▶ Directive A
Quote the part of the tax law excerpt that opens with the words containing "Part XIII –" and closes with "publication in the Gazette.".

51. Uganda Revenue Authority to issue certificates of origin

The Uganda Revenue Authority shall be responsible for issuing certificates of origin required under section 111(2) of the East African Community Customs Management Act, 2004.

Part XIII – Practice notes and rulings

Practice notes

52. Practice notes

(1)The Commissioner General may issue practice notes setting out the Commissioner General’s understanding of the application of a provision in a tax law.
(2)The Commissioner General shall issue a practice note by publishing a notice of the practice note in the Gazette.
(3)A practice note issued under this Act is binding on the Commissioner General until it is revoked by the Commissioner General.
(4)A practice note applies from the date specified in the notice and if no date is specified, from the date of publication in the Gazette.
(5)The Commissioner General may revoke a practice note, in whole or part, by publishing a notice of the revocation in the Gazette or in any widely circulated newspaper.

▶ Directive B
In the block of data, rewrite the rows from the first one through the row containing "x-axis-title: FLOPs per", changing "y-tick-label" to "y-axis-tick" and leaving all else as is.

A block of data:
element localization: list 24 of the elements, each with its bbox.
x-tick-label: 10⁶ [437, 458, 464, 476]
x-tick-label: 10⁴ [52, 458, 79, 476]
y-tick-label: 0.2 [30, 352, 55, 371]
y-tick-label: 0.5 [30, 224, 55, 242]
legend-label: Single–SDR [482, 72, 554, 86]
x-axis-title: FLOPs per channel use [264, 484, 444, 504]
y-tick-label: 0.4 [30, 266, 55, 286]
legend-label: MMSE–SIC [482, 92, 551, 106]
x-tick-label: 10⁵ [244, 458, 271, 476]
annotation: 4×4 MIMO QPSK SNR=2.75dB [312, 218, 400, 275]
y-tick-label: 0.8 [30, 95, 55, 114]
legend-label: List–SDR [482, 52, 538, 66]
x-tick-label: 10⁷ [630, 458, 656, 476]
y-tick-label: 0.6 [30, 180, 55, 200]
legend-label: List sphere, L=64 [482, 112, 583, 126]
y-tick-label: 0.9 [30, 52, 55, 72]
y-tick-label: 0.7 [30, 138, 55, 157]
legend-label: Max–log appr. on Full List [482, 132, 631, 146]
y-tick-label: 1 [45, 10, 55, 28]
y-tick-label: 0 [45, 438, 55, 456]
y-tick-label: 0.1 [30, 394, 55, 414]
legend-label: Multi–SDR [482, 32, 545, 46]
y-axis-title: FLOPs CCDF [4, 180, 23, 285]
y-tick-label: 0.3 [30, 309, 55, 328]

▶ Written reply A
Part XIII – Practice notes and rulings

Practice notes

52. Practice notes

(1)The Commissioner General may issue practice notes setting out the Commissioner General’s understanding of the application of a provision in a tax law.
(2)The Commissioner General shall issue a practice note by publishing a notice of the practice note in the Gazette.
(3)A practice note issued under this Act is binding on the Commissioner General until it is revoked by the Commissioner General.
(4)A practice note applies from the date specified in the notice and if no date is specified, from the date of publication in the Gazette.

▶ Written reply B
element localization: list 24 of the elements, each with its bbox.
x-tick-label: 10⁶ [437, 458, 464, 476]
x-tick-label: 10⁴ [52, 458, 79, 476]
y-axis-tick: 0.2 [30, 352, 55, 371]
y-axis-tick: 0.5 [30, 224, 55, 242]
legend-label: Single–SDR [482, 72, 554, 86]
x-axis-title: FLOPs per channel use [264, 484, 444, 504]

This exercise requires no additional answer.